◆ **OBJECTIVE**
Locate all lines with the word "stałych". Copy them.
****
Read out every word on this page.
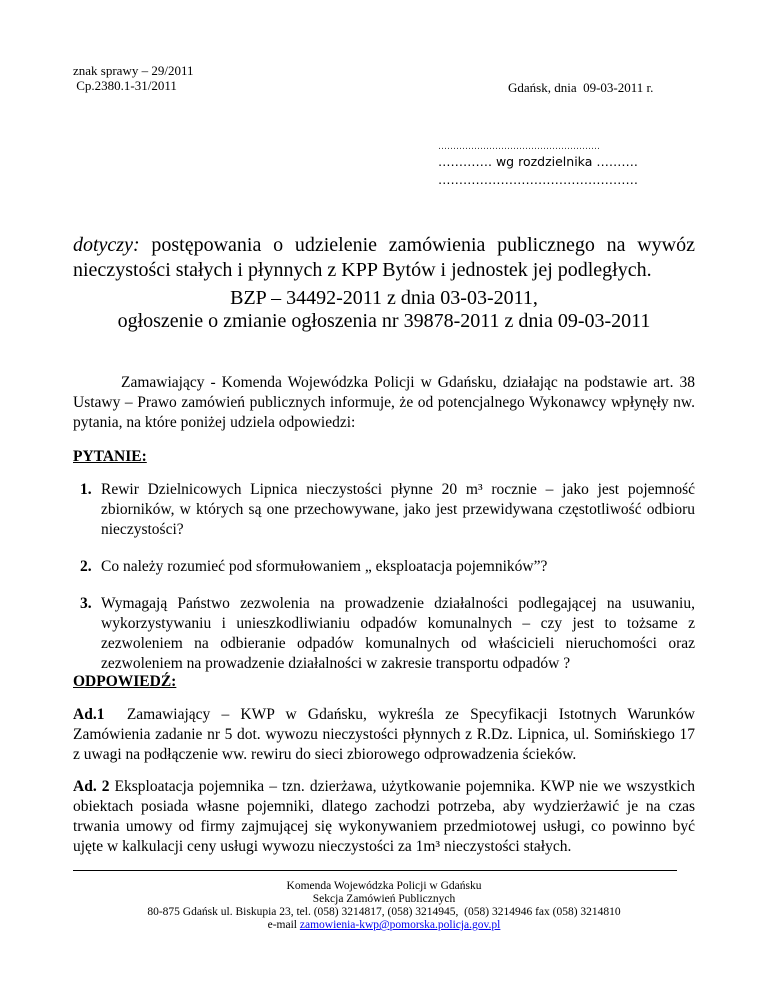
znak sprawy – 29/2011
Cp.2380.1-31/2011	Gdańsk, dnia  09-03-2011 r.
………………………………………………
…………. wg rozdzielnika ……….
…………………………………………
dotyczy: postępowania o udzielenie zamówienia publicznego na wywóz nieczystości stałych i płynnych z KPP Bytów i jednostek jej podległych.
BZP – 34492-2011 z dnia 03-03-2011,
ogłoszenie o zmianie ogłoszenia nr 39878-2011 z dnia 09-03-2011
Zamawiający - Komenda Wojewódzka Policji w Gdańsku, działając na podstawie art. 38 Ustawy – Prawo zamówień publicznych informuje, że od potencjalnego Wykonawcy wpłynęły nw. pytania, na które poniżej udziela odpowiedzi:
PYTANIE:
1. Rewir Dzielnicowych Lipnica nieczystości płynne 20 m³ rocznie – jako jest pojemność zbiorników, w których są one przechowywane, jako jest przewidywana częstotliwość odbioru nieczystości?
2. Co należy rozumieć pod sformułowaniem „ eksploatacja pojemników”?
3. Wymagają Państwo zezwolenia na prowadzenie działalności podlegającej na usuwaniu, wykorzystywaniu i unieszkodliwianiu odpadów komunalnych – czy jest to tożsame z zezwoleniem na odbieranie odpadów komunalnych od właścicieli nieruchomości oraz zezwoleniem na prowadzenie działalności w zakresie transportu odpadów ?
ODPOWIEDŹ:
Ad.1  Zamawiający – KWP w Gdańsku, wykreśla ze Specyfikacji Istotnych Warunków Zamówienia zadanie nr 5 dot. wywozu nieczystości płynnych z R.Dz. Lipnica, ul. Somińskiego 17 z uwagi na podłączenie ww. rewiru do sieci zbiorowego odprowadzenia ścieków.
Ad. 2 Eksploatacja pojemnika – tzn. dzierżawa, użytkowanie pojemnika. KWP nie we wszystkich obiektach posiada własne pojemniki, dlatego zachodzi potrzeba, aby wydzierżawić je na czas trwania umowy od firmy zajmującej się wykonywaniem przedmiotowej usługi, co powinno być ujęte w kalkulacji ceny usługi wywozu nieczystości za 1m³ nieczystości stałych.
Komenda Wojewódzka Policji w Gdańsku
Sekcja Zamówień Publicznych
80-875 Gdańsk ul. Biskupia 23, tel. (058) 3214817, (058) 3214945,  (058) 3214946 fax (058) 3214810
e-mail zamowienia-kwp@pomorska.policja.gov.pl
****
◆ **FULL RESPONSE**
dotyczy: postępowania o udzielenie zamówienia publicznego na wywóz nieczystości stałych i płynnych z KPP Bytów i jednostek jej podległych.
Ad. 2 Eksploatacja pojemnika – tzn. dzierżawa, użytkowanie pojemnika. KWP nie we wszystkich obiektach posiada własne pojemniki, dlatego zachodzi potrzeba, aby wydzierżawić je na czas trwania umowy od firmy zajmującej się wykonywaniem przedmiotowej usługi, co powinno być ujęte w kalkulacji ceny usługi wywozu nieczystości za 1m³ nieczystości stałych.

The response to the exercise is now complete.